To do
Beneath this sentence is a set of records; write each of them out exactly.

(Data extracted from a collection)
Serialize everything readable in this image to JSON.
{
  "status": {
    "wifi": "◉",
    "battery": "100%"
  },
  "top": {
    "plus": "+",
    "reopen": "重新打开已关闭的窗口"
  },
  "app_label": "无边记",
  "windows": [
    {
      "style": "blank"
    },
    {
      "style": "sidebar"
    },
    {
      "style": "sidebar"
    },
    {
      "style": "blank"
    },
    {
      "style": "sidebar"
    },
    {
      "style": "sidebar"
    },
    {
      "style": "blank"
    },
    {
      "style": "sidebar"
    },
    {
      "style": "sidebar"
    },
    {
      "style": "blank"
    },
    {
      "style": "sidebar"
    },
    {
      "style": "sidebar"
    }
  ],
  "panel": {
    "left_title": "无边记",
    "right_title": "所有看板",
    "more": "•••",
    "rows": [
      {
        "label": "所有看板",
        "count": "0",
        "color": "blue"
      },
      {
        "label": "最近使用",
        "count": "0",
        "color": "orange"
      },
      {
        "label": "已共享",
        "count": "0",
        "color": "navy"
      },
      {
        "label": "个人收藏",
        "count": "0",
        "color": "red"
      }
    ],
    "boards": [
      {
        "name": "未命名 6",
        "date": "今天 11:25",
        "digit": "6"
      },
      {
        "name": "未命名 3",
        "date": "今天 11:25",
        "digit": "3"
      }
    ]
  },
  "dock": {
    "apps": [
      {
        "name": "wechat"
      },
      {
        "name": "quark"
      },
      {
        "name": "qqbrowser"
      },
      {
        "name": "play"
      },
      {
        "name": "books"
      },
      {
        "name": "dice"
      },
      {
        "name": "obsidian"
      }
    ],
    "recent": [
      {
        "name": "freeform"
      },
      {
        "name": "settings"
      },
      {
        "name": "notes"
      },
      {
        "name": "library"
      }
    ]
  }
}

Task result
Serialize everything readable in this image to JSON.
{
  "status": {
    "wifi": "◉",
    "battery": "100%"
  },
  "top": {
    "plus": "+",
    "reopen": "重新打开已关闭的窗口"
  },
  "app_label": "无边记",
  "windows": [
    {
      "style": "blank"
    },
    {
      "style": "sidebar"
    },
    {
      "style": "sidebar"
    },
    {
      "style": "blank"
    },
    {
      "style": "sidebar"
    },
    {
      "style": "sidebar"
    },
    {
      "style": "blank"
    },
    {
      "style": "sidebar"
    },
    {
      "style": "sidebar"
    },
    {
      "style": "blank"
    },
    {
      "style": "sidebar"
    },
    {
      "style": "sidebar"
    }
  ],
  "panel": {
    "left_title": "无边记",
    "right_title": "所有看板",
    "more": "•••",
    "rows": [
      {
        "label": "所有看板",
        "count": "0",
        "color": "blue"
      },
      {
        "label": "最近使用",
        "count": "0",
        "color": "orange"
      },
      {
        "label": "已共享",
        "count": "0",
        "color": "navy"
      },
      {
        "label": "个人收藏",
        "count": "0",
        "color": "red"
      }
    ],
    "boards": [
      {
        "name": "未命名 6",
        "date": "今天 11:25",
        "digit": "6"
      },
      {
        "name": "未命名 3",
        "date": "今天 11:25",
        "digit": "3"
      }
    ]
  },
  "dock": {
    "apps": [
      {
        "name": "wechat"
      },
      {
        "name": "quark"
      },
      {
        "name": "qqbrowser"
      },
      {
        "name": "play"
      },
      {
        "name": "books"
      },
      {
        "name": "dice"
      },
      {
        "name": "obsidian"
      }
    ],
    "recent": [
      {
        "name": "freeform"
      },
      {
        "name": "settings"
      },
      {
        "name": "notes"
      },
      {
        "name": "library"
      }
    ]
  }
}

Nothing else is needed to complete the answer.